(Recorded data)
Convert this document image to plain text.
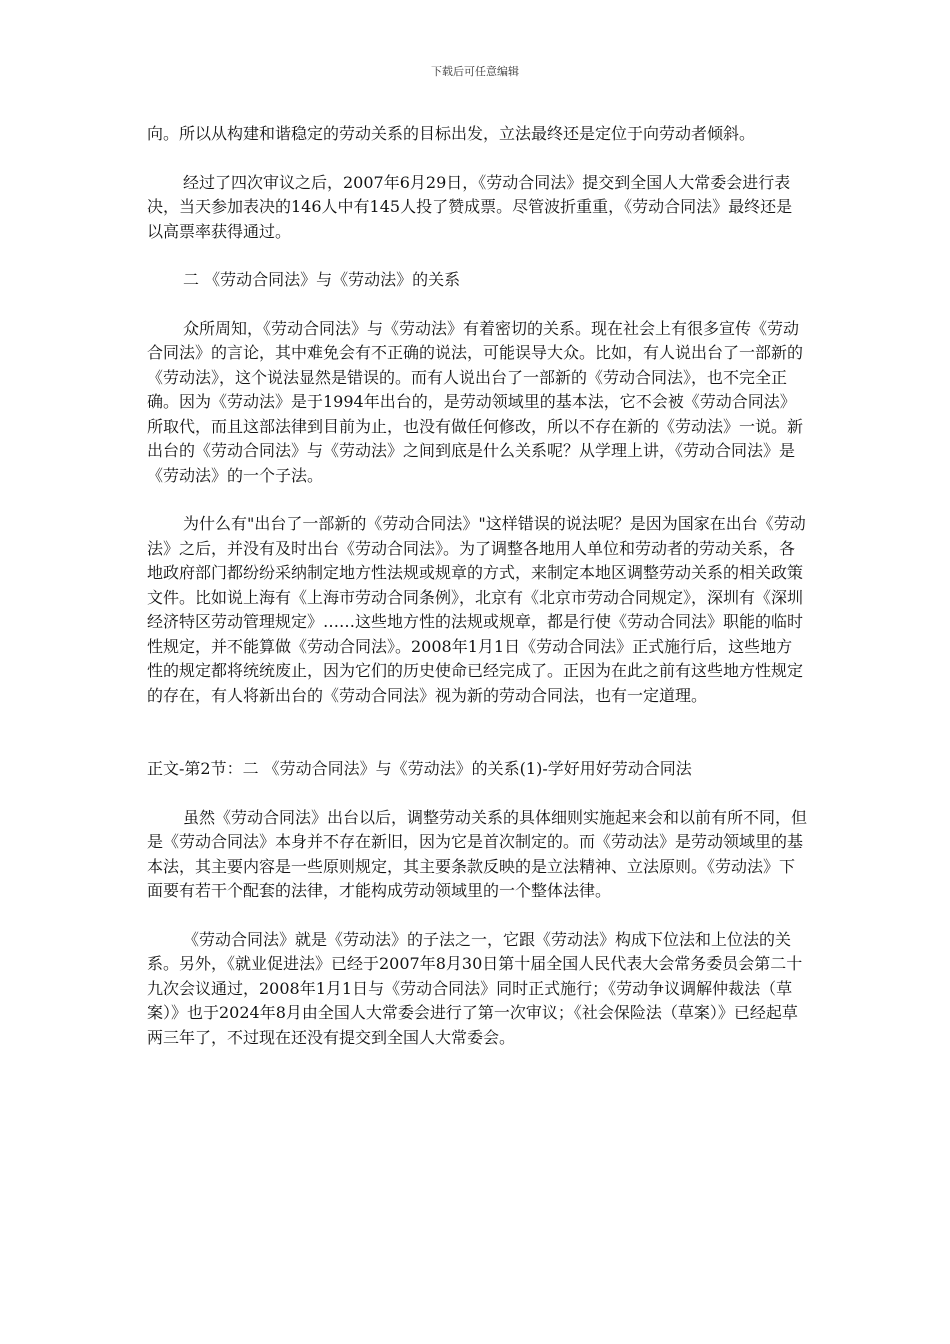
下载后可任意编辑

向。所以从构建和谐稳定的劳动关系的目标出发，立法最终还是定位于向劳动者倾斜。

经过了四次审议之后，2007年6月29日，《劳动合同法》提交到全国人大常委会进行表决，当天参加表决的146人中有145人投了赞成票。尽管波折重重，《劳动合同法》最终还是以高票率获得通过。

二 《劳动合同法》与《劳动法》的关系

众所周知，《劳动合同法》与《劳动法》有着密切的关系。现在社会上有很多宣传《劳动合同法》的言论，其中难免会有不正确的说法，可能误导大众。比如，有人说出台了一部新的《劳动法》，这个说法显然是错误的。而有人说出台了一部新的《劳动合同法》，也不完全正确。因为《劳动法》是于1994年出台的，是劳动领域里的基本法，它不会被《劳动合同法》所取代，而且这部法律到目前为止，也没有做任何修改，所以不存在新的《劳动法》一说。新出台的《劳动合同法》与《劳动法》之间到底是什么关系呢？从学理上讲，《劳动合同法》是《劳动法》的一个子法。

为什么有"出台了一部新的《劳动合同法》"这样错误的说法呢？是因为国家在出台《劳动法》之后，并没有及时出台《劳动合同法》。为了调整各地用人单位和劳动者的劳动关系，各地政府部门都纷纷采纳制定地方性法规或规章的方式，来制定本地区调整劳动关系的相关政策文件。比如说上海有《上海市劳动合同条例》，北京有《北京市劳动合同规定》，深圳有《深圳经济特区劳动管理规定》……这些地方性的法规或规章，都是行使《劳动合同法》职能的临时性规定，并不能算做《劳动合同法》。2008年1月1日《劳动合同法》正式施行后，这些地方性的规定都将统统废止，因为它们的历史使命已经完成了。正因为在此之前有这些地方性规定的存在，有人将新出台的《劳动合同法》视为新的劳动合同法，也有一定道理。

正文-第2节：二 《劳动合同法》与《劳动法》的关系(1)-学好用好劳动合同法

虽然《劳动合同法》出台以后，调整劳动关系的具体细则实施起来会和以前有所不同，但是《劳动合同法》本身并不存在新旧，因为它是首次制定的。而《劳动法》是劳动领域里的基本法，其主要内容是一些原则规定，其主要条款反映的是立法精神、立法原则。《劳动法》下面要有若干个配套的法律，才能构成劳动领域里的一个整体法律。

《劳动合同法》就是《劳动法》的子法之一，它跟《劳动法》构成下位法和上位法的关系。另外，《就业促进法》已经于2007年8月30日第十届全国人民代表大会常务委员会第二十九次会议通过，2008年1月1日与《劳动合同法》同时正式施行；《劳动争议调解仲裁法（草案）》也于2024年8月由全国人大常委会进行了第一次审议；《社会保险法（草案）》已经起草两三年了，不过现在还没有提交到全国人大常委会。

> Work instructions
Return the full material word for word. Do not include the pictures.

> Response to the exercise
Convert this document image to plain text.
下载后可任意编辑

向。所以从构建和谐稳定的劳动关系的目标出发，立法最终还是定位于向劳动者倾斜。

经过了四次审议之后，2007年6月29日，《劳动合同法》提交到全国人大常委会进行表决，当天参加表决的146人中有145人投了赞成票。尽管波折重重，《劳动合同法》最终还是以高票率获得通过。

二 《劳动合同法》与《劳动法》的关系

众所周知，《劳动合同法》与《劳动法》有着密切的关系。现在社会上有很多宣传《劳动合同法》的言论，其中难免会有不正确的说法，可能误导大众。比如，有人说出台了一部新的《劳动法》，这个说法显然是错误的。而有人说出台了一部新的《劳动合同法》，也不完全正确。因为《劳动法》是于1994年出台的，是劳动领域里的基本法，它不会被《劳动合同法》所取代，而且这部法律到目前为止，也没有做任何修改，所以不存在新的《劳动法》一说。新出台的《劳动合同法》与《劳动法》之间到底是什么关系呢？从学理上讲，《劳动合同法》是《劳动法》的一个子法。

为什么有"出台了一部新的《劳动合同法》"这样错误的说法呢？是因为国家在出台《劳动法》之后，并没有及时出台《劳动合同法》。为了调整各地用人单位和劳动者的劳动关系，各地政府部门都纷纷采纳制定地方性法规或规章的方式，来制定本地区调整劳动关系的相关政策文件。比如说上海有《上海市劳动合同条例》，北京有《北京市劳动合同规定》，深圳有《深圳经济特区劳动管理规定》……这些地方性的法规或规章，都是行使《劳动合同法》职能的临时性规定，并不能算做《劳动合同法》。2008年1月1日《劳动合同法》正式施行后，这些地方性的规定都将统统废止，因为它们的历史使命已经完成了。正因为在此之前有这些地方性规定的存在，有人将新出台的《劳动合同法》视为新的劳动合同法，也有一定道理。

正文-第2节：二 《劳动合同法》与《劳动法》的关系(1)-学好用好劳动合同法

虽然《劳动合同法》出台以后，调整劳动关系的具体细则实施起来会和以前有所不同，但是《劳动合同法》本身并不存在新旧，因为它是首次制定的。而《劳动法》是劳动领域里的基本法，其主要内容是一些原则规定，其主要条款反映的是立法精神、立法原则。《劳动法》下面要有若干个配套的法律，才能构成劳动领域里的一个整体法律。

《劳动合同法》就是《劳动法》的子法之一，它跟《劳动法》构成下位法和上位法的关系。另外，《就业促进法》已经于2007年8月30日第十届全国人民代表大会常务委员会第二十九次会议通过，2008年1月1日与《劳动合同法》同时正式施行；《劳动争议调解仲裁法（草案）》也于2024年8月由全国人大常委会进行了第一次审议；《社会保险法（草案）》已经起草两三年了，不过现在还没有提交到全国人大常委会。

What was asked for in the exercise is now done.